» WRITTEN INSTRUCTION
Copy every entry word for word. Skip the pictures.

--- BEGIN INPUT RECORDS ---

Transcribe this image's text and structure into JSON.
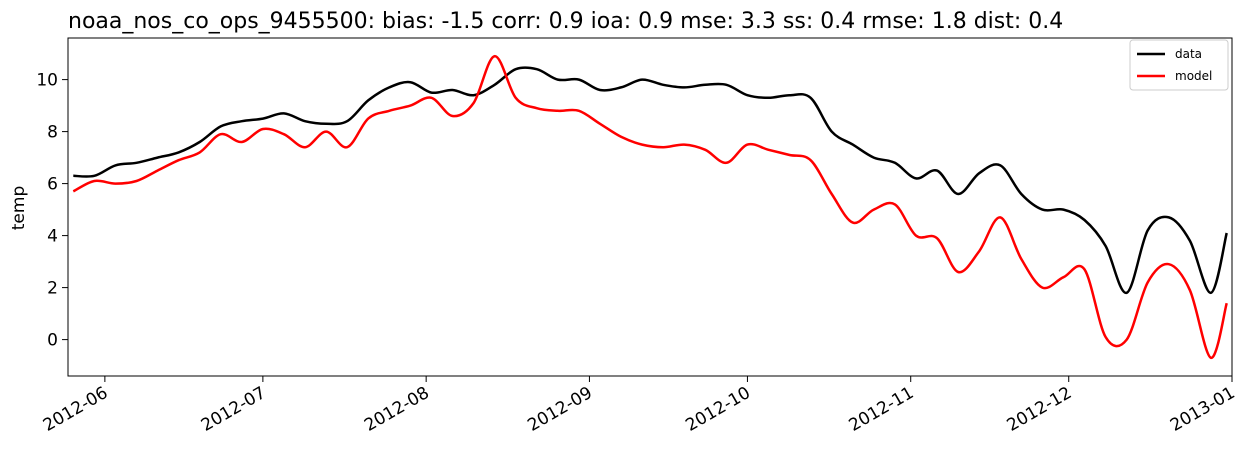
{
  "chart_data": {
    "type": "line",
    "title": "noaa_nos_co_ops_9455500: bias: -1.5  corr: 0.9  ioa: 0.9  mse: 3.3  ss: 0.4  rmse: 1.8  dist: 0.4",
    "xlabel": "",
    "ylabel": "temp",
    "xlim": [
      "2012-05-25",
      "2013-01-01"
    ],
    "ylim": [
      -1.4,
      11.6
    ],
    "x_ticks": [
      "2012-06",
      "2012-07",
      "2012-08",
      "2012-09",
      "2012-10",
      "2012-11",
      "2012-12",
      "2013-01"
    ],
    "y_ticks": [
      0,
      2,
      4,
      6,
      8,
      10
    ],
    "grid": false,
    "legend_position": "top-right",
    "x": [
      "2012-05-26",
      "2012-05-30",
      "2012-06-03",
      "2012-06-07",
      "2012-06-11",
      "2012-06-15",
      "2012-06-19",
      "2012-06-23",
      "2012-06-27",
      "2012-07-01",
      "2012-07-05",
      "2012-07-09",
      "2012-07-13",
      "2012-07-17",
      "2012-07-21",
      "2012-07-25",
      "2012-07-29",
      "2012-08-02",
      "2012-08-06",
      "2012-08-10",
      "2012-08-14",
      "2012-08-18",
      "2012-08-22",
      "2012-08-26",
      "2012-08-30",
      "2012-09-03",
      "2012-09-07",
      "2012-09-11",
      "2012-09-15",
      "2012-09-19",
      "2012-09-23",
      "2012-09-27",
      "2012-10-01",
      "2012-10-05",
      "2012-10-09",
      "2012-10-13",
      "2012-10-17",
      "2012-10-21",
      "2012-10-25",
      "2012-10-29",
      "2012-11-02",
      "2012-11-06",
      "2012-11-10",
      "2012-11-14",
      "2012-11-18",
      "2012-11-22",
      "2012-11-26",
      "2012-11-30",
      "2012-12-04",
      "2012-12-08",
      "2012-12-12",
      "2012-12-16",
      "2012-12-20",
      "2012-12-24",
      "2012-12-28",
      "2012-12-31"
    ],
    "series": [
      {
        "name": "data",
        "color": "#000000",
        "values": [
          6.3,
          6.3,
          6.7,
          6.8,
          7.0,
          7.2,
          7.6,
          8.2,
          8.4,
          8.5,
          8.7,
          8.4,
          8.3,
          8.4,
          9.2,
          9.7,
          9.9,
          9.5,
          9.6,
          9.4,
          9.8,
          10.4,
          10.4,
          10.0,
          10.0,
          9.6,
          9.7,
          10.0,
          9.8,
          9.7,
          9.8,
          9.8,
          9.4,
          9.3,
          9.4,
          9.3,
          8.0,
          7.5,
          7.0,
          6.8,
          6.2,
          6.5,
          5.6,
          6.4,
          6.7,
          5.6,
          5.0,
          5.0,
          4.6,
          3.6,
          1.8,
          4.2,
          4.7,
          3.8,
          1.8,
          4.1
        ]
      },
      {
        "name": "model",
        "color": "#ff0000",
        "values": [
          5.7,
          6.1,
          6.0,
          6.1,
          6.5,
          6.9,
          7.2,
          7.9,
          7.6,
          8.1,
          7.9,
          7.4,
          8.0,
          7.4,
          8.5,
          8.8,
          9.0,
          9.3,
          8.6,
          9.1,
          10.9,
          9.3,
          8.9,
          8.8,
          8.8,
          8.3,
          7.8,
          7.5,
          7.4,
          7.5,
          7.3,
          6.8,
          7.5,
          7.3,
          7.1,
          6.9,
          5.6,
          4.5,
          5.0,
          5.2,
          4.0,
          3.9,
          2.6,
          3.4,
          4.7,
          3.1,
          2.0,
          2.4,
          2.7,
          0.1,
          0.0,
          2.2,
          2.9,
          1.9,
          -0.7,
          1.4
        ]
      }
    ]
  }
}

--- END INPUT RECORDS ---

» TASK RESULT
Transcribe this image's text and structure into JSON.
{
  "chart_data": {
    "type": "line",
    "title": "noaa_nos_co_ops_9455500: bias: -1.5  corr: 0.9  ioa: 0.9  mse: 3.3  ss: 0.4  rmse: 1.8  dist: 0.4",
    "xlabel": "",
    "ylabel": "temp",
    "xlim": [
      "2012-05-25",
      "2013-01-01"
    ],
    "ylim": [
      -1.4,
      11.6
    ],
    "x_ticks": [
      "2012-06",
      "2012-07",
      "2012-08",
      "2012-09",
      "2012-10",
      "2012-11",
      "2012-12",
      "2013-01"
    ],
    "y_ticks": [
      0,
      2,
      4,
      6,
      8,
      10
    ],
    "grid": false,
    "legend_position": "top-right",
    "x": [
      "2012-05-26",
      "2012-05-30",
      "2012-06-03",
      "2012-06-07",
      "2012-06-11",
      "2012-06-15",
      "2012-06-19",
      "2012-06-23",
      "2012-06-27",
      "2012-07-01",
      "2012-07-05",
      "2012-07-09",
      "2012-07-13",
      "2012-07-17",
      "2012-07-21",
      "2012-07-25",
      "2012-07-29",
      "2012-08-02",
      "2012-08-06",
      "2012-08-10",
      "2012-08-14",
      "2012-08-18",
      "2012-08-22",
      "2012-08-26",
      "2012-08-30",
      "2012-09-03",
      "2012-09-07",
      "2012-09-11",
      "2012-09-15",
      "2012-09-19",
      "2012-09-23",
      "2012-09-27",
      "2012-10-01",
      "2012-10-05",
      "2012-10-09",
      "2012-10-13",
      "2012-10-17",
      "2012-10-21",
      "2012-10-25",
      "2012-10-29",
      "2012-11-02",
      "2012-11-06",
      "2012-11-10",
      "2012-11-14",
      "2012-11-18",
      "2012-11-22",
      "2012-11-26",
      "2012-11-30",
      "2012-12-04",
      "2012-12-08",
      "2012-12-12",
      "2012-12-16",
      "2012-12-20",
      "2012-12-24",
      "2012-12-28",
      "2012-12-31"
    ],
    "series": [
      {
        "name": "data",
        "color": "#000000",
        "values": [
          6.3,
          6.3,
          6.7,
          6.8,
          7.0,
          7.2,
          7.6,
          8.2,
          8.4,
          8.5,
          8.7,
          8.4,
          8.3,
          8.4,
          9.2,
          9.7,
          9.9,
          9.5,
          9.6,
          9.4,
          9.8,
          10.4,
          10.4,
          10.0,
          10.0,
          9.6,
          9.7,
          10.0,
          9.8,
          9.7,
          9.8,
          9.8,
          9.4,
          9.3,
          9.4,
          9.3,
          8.0,
          7.5,
          7.0,
          6.8,
          6.2,
          6.5,
          5.6,
          6.4,
          6.7,
          5.6,
          5.0,
          5.0,
          4.6,
          3.6,
          1.8,
          4.2,
          4.7,
          3.8,
          1.8,
          4.1
        ]
      },
      {
        "name": "model",
        "color": "#ff0000",
        "values": [
          5.7,
          6.1,
          6.0,
          6.1,
          6.5,
          6.9,
          7.2,
          7.9,
          7.6,
          8.1,
          7.9,
          7.4,
          8.0,
          7.4,
          8.5,
          8.8,
          9.0,
          9.3,
          8.6,
          9.1,
          10.9,
          9.3,
          8.9,
          8.8,
          8.8,
          8.3,
          7.8,
          7.5,
          7.4,
          7.5,
          7.3,
          6.8,
          7.5,
          7.3,
          7.1,
          6.9,
          5.6,
          4.5,
          5.0,
          5.2,
          4.0,
          3.9,
          2.6,
          3.4,
          4.7,
          3.1,
          2.0,
          2.4,
          2.7,
          0.1,
          0.0,
          2.2,
          2.9,
          1.9,
          -0.7,
          1.4
        ]
      }
    ]
  }
}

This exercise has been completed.